- **WHAT THE EXERCISE ASKS**
Would you retype, word for word, the line with "Serialize everything readable" and every line after it through the end of the records below?

- **RECORDED DATA**
----

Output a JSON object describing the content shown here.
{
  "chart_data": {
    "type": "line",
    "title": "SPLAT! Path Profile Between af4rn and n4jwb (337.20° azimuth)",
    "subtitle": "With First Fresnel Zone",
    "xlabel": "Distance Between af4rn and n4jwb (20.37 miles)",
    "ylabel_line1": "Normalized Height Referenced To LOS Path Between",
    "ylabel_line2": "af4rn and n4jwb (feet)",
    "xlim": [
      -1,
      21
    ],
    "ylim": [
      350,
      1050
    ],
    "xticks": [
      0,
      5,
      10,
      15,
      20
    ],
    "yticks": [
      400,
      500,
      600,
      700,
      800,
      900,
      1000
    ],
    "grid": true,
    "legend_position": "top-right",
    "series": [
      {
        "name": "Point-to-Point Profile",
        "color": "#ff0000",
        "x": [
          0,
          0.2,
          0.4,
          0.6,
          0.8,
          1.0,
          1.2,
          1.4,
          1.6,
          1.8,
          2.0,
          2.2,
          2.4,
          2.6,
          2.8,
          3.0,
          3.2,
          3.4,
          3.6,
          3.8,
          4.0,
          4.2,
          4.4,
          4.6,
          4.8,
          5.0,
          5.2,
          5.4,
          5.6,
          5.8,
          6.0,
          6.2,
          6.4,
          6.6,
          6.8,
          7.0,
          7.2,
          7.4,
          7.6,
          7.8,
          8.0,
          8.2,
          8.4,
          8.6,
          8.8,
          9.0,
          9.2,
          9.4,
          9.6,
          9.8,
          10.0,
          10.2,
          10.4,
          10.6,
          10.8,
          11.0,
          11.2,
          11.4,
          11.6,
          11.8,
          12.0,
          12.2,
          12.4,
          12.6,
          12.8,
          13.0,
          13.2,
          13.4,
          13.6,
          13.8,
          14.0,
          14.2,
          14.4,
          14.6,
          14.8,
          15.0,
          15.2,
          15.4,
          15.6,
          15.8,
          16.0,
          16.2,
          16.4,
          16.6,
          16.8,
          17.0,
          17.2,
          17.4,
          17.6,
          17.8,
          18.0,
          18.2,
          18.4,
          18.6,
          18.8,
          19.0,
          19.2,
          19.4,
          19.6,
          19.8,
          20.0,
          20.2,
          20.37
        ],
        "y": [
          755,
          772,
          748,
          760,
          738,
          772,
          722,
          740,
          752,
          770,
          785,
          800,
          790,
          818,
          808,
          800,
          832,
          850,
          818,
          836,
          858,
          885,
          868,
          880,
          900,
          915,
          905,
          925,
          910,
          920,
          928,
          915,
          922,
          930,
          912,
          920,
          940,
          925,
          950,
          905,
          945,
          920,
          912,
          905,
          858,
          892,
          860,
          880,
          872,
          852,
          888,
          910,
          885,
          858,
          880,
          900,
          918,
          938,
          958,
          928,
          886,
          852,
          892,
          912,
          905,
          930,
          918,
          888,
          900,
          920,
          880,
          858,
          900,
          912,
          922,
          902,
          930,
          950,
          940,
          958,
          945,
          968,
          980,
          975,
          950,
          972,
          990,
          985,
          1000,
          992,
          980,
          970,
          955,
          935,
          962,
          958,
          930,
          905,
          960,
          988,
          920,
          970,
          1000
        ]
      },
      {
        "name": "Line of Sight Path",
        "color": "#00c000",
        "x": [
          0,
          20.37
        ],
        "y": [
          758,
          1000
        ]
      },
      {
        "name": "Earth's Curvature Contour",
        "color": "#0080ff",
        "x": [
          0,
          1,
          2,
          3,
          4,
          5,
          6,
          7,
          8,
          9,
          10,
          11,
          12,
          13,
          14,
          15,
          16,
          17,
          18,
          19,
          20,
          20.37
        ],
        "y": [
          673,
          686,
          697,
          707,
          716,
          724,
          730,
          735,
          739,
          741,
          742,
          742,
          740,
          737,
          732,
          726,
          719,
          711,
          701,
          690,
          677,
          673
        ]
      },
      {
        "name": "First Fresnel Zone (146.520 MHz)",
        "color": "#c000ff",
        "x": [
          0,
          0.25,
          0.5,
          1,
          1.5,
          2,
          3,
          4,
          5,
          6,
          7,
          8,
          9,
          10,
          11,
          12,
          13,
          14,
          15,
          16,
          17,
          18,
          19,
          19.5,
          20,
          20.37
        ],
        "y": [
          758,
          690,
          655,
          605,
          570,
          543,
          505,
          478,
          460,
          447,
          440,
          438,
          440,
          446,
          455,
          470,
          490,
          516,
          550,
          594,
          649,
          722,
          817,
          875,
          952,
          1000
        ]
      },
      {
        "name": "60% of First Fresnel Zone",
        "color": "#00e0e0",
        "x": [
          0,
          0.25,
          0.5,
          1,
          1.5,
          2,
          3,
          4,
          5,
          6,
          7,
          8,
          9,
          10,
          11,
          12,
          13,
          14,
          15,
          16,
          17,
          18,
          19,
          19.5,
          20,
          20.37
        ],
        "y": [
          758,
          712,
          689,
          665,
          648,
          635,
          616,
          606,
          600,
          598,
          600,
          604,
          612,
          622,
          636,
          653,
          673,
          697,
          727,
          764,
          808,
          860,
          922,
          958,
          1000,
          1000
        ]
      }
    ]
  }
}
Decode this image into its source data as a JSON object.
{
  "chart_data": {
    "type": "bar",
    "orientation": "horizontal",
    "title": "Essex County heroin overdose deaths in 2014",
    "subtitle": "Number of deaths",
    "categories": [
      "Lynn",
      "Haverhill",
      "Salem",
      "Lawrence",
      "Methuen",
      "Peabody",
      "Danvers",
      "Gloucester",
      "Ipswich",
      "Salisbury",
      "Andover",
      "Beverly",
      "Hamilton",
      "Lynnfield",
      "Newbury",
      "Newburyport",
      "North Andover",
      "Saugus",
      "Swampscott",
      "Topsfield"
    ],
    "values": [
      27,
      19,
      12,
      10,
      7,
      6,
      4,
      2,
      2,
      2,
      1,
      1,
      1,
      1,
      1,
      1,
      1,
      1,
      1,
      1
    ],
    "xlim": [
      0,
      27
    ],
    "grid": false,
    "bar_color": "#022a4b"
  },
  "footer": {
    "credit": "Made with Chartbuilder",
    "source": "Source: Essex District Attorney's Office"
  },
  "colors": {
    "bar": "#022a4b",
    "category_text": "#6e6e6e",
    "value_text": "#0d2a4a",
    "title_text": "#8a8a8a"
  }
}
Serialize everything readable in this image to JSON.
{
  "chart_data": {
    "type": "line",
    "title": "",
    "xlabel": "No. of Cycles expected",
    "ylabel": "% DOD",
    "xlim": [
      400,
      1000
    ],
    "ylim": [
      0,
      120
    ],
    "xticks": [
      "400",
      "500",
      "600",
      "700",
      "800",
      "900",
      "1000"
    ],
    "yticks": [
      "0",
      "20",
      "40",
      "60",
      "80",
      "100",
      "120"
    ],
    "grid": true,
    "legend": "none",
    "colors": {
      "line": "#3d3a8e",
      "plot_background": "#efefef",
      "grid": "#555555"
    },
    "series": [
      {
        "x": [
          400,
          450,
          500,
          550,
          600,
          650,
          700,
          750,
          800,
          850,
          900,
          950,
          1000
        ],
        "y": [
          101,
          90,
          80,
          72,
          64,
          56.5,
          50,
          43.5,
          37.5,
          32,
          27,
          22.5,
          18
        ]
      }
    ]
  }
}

----

- **EXPECTED ANSWER**
Serialize everything readable in this image to JSON.
{
  "chart_data": {
    "type": "line",
    "title": "",
    "xlabel": "No. of Cycles expected",
    "ylabel": "% DOD",
    "xlim": [
      400,
      1000
    ],
    "ylim": [
      0,
      120
    ],
    "xticks": [
      "400",
      "500",
      "600",
      "700",
      "800",
      "900",
      "1000"
    ],
    "yticks": [
      "0",
      "20",
      "40",
      "60",
      "80",
      "100",
      "120"
    ],
    "grid": true,
    "legend": "none",
    "colors": {
      "line": "#3d3a8e",
      "plot_background": "#efefef",
      "grid": "#555555"
    },
    "series": [
      {
        "x": [
          400,
          450,
          500,
          550,
          600,
          650,
          700,
          750,
          800,
          850,
          900,
          950,
          1000
        ],
        "y": [
          101,
          90,
          80,
          72,
          64,
          56.5,
          50,
          43.5,
          37.5,
          32,
          27,
          22.5,
          18
        ]
      }
    ]
  }
}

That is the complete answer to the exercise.